### Aim of the exercise
In the entries below, count each line holding the word "name". Answer with the total alone.

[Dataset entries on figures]

== == ==

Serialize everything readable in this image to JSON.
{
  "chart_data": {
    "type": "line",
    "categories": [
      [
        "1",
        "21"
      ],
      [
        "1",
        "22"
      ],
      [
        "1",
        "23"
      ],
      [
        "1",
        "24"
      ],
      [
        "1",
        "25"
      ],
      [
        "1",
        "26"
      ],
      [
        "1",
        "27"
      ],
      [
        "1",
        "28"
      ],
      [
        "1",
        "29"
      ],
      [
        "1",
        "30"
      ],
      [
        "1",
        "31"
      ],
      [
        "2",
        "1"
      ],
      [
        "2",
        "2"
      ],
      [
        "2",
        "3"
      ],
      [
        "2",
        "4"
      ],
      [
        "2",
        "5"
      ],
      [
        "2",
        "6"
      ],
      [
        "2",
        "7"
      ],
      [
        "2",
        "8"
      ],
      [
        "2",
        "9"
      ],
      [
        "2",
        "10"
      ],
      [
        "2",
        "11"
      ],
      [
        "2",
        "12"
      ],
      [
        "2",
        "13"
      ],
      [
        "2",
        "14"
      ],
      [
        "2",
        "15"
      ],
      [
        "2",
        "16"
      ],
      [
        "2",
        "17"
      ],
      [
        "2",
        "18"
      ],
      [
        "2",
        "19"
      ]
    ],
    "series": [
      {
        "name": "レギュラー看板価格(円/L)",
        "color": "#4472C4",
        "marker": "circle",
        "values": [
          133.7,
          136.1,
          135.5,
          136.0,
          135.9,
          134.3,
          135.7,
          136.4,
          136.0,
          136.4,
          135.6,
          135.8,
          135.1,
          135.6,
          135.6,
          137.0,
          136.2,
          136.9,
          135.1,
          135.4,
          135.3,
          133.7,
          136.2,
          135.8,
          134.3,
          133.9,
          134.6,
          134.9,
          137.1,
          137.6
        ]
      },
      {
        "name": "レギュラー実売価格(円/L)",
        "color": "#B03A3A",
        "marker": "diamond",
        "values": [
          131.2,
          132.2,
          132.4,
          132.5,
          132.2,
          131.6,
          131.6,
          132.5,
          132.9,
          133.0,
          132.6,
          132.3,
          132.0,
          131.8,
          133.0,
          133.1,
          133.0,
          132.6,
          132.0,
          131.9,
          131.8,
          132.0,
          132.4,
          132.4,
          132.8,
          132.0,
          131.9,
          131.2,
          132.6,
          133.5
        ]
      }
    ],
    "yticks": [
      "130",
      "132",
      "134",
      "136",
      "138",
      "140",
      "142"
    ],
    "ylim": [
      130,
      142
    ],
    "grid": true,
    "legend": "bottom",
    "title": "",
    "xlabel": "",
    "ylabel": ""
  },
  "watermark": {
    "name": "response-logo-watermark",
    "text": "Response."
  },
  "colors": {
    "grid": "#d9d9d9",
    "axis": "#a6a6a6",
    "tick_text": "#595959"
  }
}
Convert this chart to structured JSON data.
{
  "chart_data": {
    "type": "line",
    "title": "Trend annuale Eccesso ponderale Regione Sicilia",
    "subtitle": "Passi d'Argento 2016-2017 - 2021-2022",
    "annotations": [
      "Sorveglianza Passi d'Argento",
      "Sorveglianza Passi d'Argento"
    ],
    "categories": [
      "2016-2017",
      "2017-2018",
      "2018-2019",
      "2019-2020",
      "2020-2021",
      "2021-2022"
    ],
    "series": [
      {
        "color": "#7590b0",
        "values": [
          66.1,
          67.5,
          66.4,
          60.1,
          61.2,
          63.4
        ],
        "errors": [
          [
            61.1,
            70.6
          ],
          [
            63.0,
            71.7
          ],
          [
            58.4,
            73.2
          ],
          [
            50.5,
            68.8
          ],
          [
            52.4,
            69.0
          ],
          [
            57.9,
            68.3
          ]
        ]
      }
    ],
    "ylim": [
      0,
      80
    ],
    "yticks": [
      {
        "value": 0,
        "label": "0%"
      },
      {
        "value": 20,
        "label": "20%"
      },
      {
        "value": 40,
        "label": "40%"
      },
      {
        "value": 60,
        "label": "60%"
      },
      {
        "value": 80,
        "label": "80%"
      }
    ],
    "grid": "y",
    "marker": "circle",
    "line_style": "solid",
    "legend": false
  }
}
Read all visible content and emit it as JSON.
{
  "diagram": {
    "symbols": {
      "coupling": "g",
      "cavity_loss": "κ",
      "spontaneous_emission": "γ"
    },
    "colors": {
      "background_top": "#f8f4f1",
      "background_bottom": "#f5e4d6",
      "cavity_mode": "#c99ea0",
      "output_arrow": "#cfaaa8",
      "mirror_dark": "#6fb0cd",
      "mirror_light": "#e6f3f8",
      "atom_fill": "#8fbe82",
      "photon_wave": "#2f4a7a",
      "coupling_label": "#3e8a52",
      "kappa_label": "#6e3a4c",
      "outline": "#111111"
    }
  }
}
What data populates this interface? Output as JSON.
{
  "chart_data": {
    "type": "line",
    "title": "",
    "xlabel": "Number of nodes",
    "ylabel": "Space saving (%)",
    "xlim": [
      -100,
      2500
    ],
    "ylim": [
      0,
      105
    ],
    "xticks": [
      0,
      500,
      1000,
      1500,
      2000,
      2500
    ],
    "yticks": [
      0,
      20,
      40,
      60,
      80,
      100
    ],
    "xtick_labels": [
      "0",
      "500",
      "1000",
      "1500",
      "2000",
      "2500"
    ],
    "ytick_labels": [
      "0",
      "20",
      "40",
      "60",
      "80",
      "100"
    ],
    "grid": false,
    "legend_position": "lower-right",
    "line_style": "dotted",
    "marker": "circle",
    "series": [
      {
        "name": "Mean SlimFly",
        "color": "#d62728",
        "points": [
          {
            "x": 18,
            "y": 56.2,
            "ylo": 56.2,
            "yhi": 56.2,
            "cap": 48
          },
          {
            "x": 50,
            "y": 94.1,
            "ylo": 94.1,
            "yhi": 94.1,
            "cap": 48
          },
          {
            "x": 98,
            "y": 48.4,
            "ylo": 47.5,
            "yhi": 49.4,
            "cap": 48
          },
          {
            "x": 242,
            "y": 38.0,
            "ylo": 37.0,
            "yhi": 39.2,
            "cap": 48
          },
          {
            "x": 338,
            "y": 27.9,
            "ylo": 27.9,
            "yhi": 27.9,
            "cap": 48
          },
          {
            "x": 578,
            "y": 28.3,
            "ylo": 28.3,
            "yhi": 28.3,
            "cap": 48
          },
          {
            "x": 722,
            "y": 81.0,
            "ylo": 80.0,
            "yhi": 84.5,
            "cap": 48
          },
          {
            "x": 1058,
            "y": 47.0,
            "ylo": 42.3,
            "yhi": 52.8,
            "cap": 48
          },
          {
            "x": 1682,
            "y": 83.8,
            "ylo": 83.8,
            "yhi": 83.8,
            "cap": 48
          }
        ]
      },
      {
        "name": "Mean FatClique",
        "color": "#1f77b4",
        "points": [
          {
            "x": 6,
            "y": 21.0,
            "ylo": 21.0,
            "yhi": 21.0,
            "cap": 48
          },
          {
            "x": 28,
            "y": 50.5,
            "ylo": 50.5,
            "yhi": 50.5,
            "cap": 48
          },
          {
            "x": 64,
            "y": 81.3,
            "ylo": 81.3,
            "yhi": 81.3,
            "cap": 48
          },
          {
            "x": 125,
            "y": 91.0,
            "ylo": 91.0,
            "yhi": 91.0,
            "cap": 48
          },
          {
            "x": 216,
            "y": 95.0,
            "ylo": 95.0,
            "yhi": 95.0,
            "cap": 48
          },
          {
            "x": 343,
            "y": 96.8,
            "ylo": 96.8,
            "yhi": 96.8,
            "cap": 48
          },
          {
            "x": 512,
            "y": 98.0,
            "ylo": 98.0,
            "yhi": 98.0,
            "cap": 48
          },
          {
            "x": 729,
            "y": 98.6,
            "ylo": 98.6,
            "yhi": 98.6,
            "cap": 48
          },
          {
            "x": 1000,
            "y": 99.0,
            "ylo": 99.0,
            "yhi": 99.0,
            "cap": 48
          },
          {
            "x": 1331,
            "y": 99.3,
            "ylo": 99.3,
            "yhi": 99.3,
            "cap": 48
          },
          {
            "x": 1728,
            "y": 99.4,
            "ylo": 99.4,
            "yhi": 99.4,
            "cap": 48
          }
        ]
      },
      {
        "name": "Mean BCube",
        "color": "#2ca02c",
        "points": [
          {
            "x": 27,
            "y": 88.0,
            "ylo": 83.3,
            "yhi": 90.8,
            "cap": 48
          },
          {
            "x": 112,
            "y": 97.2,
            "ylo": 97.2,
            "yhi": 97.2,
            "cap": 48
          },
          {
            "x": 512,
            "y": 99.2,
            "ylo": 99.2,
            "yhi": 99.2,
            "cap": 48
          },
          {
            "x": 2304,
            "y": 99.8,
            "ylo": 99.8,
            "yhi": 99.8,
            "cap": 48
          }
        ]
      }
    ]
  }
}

== == ==

### Finished exercise
6